Goal >> Which lines contain the string "organizations"? Please list every one of them.

Dataset items >>
════════════════════
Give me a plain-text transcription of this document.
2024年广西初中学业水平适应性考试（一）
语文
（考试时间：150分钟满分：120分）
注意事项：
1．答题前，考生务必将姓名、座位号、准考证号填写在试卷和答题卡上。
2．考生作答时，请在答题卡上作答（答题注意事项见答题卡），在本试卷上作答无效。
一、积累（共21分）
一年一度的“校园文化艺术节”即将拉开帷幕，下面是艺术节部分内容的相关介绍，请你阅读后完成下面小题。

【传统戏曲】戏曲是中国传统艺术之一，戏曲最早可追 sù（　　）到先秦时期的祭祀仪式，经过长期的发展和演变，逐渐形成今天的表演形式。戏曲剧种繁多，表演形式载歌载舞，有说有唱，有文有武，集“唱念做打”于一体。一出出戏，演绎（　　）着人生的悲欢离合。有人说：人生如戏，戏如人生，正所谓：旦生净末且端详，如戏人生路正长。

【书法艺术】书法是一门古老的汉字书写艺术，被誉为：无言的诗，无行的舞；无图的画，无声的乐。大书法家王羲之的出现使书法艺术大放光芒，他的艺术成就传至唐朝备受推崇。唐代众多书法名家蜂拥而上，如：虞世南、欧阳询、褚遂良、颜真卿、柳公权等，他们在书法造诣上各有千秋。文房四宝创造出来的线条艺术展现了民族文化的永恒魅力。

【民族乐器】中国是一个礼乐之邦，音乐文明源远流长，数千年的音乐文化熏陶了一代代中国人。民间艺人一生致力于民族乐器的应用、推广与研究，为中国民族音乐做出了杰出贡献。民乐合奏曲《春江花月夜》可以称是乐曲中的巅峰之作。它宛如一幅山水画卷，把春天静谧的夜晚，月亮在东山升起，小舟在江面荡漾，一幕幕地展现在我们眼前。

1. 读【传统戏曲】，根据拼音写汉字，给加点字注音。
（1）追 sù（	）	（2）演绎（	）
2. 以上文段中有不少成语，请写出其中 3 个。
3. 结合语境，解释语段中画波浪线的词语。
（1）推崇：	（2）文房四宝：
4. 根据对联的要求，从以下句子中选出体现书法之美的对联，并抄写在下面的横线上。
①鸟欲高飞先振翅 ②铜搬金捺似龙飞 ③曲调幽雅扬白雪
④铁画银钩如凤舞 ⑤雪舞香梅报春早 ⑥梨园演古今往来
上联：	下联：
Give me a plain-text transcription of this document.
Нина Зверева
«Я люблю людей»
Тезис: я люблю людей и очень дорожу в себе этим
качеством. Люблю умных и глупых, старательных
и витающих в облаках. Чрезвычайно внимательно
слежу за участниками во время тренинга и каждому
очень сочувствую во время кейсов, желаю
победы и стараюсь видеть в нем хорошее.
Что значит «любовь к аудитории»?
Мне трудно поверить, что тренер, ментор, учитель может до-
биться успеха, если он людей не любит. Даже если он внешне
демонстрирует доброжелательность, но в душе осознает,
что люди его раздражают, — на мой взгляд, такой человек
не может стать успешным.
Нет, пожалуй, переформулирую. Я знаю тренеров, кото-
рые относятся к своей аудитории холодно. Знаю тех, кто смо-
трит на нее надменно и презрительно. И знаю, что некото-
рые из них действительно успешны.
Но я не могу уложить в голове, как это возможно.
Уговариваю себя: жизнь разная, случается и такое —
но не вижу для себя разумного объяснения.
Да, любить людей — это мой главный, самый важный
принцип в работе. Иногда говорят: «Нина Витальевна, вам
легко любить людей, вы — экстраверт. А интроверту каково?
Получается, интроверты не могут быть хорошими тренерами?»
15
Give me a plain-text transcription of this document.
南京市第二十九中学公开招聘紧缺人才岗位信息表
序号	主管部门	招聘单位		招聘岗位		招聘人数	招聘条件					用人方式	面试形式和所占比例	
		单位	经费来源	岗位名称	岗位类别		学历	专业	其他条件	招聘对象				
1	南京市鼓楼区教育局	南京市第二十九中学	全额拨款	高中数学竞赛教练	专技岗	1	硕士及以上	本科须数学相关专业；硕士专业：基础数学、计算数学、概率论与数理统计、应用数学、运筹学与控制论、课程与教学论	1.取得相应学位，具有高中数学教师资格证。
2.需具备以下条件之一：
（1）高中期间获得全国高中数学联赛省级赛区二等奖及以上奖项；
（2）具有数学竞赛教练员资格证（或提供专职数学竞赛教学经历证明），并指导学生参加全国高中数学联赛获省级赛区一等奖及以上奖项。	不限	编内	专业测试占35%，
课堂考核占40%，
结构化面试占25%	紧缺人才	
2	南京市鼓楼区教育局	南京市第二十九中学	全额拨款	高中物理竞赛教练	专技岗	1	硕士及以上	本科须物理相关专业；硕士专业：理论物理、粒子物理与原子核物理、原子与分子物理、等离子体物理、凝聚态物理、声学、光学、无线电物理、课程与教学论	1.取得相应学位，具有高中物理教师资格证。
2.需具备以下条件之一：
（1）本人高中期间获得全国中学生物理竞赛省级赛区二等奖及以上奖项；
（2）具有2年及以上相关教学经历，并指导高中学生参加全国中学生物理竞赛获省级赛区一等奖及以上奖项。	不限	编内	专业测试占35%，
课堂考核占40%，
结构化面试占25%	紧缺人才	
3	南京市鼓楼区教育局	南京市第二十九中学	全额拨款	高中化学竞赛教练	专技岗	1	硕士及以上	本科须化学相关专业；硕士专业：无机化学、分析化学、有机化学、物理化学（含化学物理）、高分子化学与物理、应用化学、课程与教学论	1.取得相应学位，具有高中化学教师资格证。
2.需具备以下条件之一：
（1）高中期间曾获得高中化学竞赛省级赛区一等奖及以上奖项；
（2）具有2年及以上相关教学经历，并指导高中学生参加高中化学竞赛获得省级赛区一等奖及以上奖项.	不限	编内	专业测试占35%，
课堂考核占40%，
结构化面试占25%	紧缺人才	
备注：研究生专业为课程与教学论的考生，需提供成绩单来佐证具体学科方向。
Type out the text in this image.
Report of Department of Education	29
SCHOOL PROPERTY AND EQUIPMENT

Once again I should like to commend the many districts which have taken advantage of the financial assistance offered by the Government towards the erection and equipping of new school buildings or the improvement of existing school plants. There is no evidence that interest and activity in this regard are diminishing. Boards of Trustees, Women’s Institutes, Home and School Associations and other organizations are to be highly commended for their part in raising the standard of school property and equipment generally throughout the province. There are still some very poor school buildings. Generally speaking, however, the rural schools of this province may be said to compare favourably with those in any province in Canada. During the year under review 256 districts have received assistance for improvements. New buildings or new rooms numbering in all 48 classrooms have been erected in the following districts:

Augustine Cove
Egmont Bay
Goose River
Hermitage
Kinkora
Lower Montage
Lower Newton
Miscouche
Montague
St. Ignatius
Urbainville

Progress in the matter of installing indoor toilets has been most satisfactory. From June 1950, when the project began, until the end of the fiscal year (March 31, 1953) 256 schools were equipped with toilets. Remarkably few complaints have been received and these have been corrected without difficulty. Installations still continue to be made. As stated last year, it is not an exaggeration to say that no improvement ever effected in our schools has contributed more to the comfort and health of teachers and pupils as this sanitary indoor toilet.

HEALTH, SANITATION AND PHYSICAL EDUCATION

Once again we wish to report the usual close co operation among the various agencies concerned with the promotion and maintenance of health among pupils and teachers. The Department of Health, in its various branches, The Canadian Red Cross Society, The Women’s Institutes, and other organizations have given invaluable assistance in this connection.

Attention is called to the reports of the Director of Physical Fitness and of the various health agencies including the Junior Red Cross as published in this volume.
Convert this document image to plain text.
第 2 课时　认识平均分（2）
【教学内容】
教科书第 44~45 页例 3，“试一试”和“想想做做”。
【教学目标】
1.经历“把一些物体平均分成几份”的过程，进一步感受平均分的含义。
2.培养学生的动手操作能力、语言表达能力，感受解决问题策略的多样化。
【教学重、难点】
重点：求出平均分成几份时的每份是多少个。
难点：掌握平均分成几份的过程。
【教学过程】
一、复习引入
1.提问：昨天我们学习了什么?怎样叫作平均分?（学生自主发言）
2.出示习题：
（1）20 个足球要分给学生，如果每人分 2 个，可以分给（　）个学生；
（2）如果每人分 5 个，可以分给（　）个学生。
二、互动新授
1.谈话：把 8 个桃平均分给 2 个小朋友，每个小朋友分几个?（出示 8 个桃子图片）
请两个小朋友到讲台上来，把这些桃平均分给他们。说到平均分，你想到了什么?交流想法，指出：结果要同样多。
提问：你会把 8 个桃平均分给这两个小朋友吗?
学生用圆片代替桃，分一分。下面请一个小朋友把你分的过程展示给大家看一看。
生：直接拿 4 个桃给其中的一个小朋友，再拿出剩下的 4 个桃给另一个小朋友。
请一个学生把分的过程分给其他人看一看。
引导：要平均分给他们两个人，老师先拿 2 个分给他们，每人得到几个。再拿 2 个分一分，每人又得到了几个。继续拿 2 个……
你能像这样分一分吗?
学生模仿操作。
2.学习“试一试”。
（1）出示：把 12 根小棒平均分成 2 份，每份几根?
════════════════════
Result for this exercise >>
Once again I should like to commend the many districts which have taken advantage of the financial assistance offered by the Government towards the erection and equipping of new school buildings or the improvement of existing school plants. There is no evidence that interest and activity in this regard are diminishing. Boards of Trustees, Women’s Institutes, Home and School Associations and other organizations are to be highly commended for their part in raising the standard of school property and equipment generally throughout the province. There are still some very poor school buildings. Generally speaking, however, the rural schools of this province may be said to compare favourably with those in any province in Canada. During the year under review 256 districts have received assistance for improvements. New buildings or new rooms numbering in all 48 classrooms have been erected in the following districts:
Once again we wish to report the usual close co operation among the various agencies concerned with the promotion and maintenance of health among pupils and teachers. The Department of Health, in its various branches, The Canadian Red Cross Society, The Women’s Institutes, and other organizations have given invaluable assistance in this connection.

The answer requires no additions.